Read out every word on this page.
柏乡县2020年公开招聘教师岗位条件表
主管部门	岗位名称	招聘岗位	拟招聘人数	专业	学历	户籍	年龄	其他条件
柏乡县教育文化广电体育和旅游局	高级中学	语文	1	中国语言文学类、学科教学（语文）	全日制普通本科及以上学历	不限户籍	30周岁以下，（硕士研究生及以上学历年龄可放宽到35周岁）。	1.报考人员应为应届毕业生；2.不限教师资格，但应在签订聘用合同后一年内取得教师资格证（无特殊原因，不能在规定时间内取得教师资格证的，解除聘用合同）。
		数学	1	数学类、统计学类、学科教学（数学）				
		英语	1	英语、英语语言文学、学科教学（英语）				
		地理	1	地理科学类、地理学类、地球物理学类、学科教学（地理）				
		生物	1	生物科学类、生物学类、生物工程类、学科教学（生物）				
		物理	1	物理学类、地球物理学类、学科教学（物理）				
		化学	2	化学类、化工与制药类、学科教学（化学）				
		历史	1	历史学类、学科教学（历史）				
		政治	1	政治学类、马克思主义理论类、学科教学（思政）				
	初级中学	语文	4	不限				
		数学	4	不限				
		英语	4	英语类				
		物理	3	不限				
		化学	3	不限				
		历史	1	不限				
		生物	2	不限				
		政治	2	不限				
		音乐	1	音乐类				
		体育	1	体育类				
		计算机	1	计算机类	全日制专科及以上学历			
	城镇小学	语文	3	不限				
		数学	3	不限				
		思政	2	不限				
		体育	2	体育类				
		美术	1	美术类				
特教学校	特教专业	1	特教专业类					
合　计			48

• Exercise: Looking back at the lines above, state how many contain the word "地球物理学类", and supply nothing besides the number.

• Answer in full: 2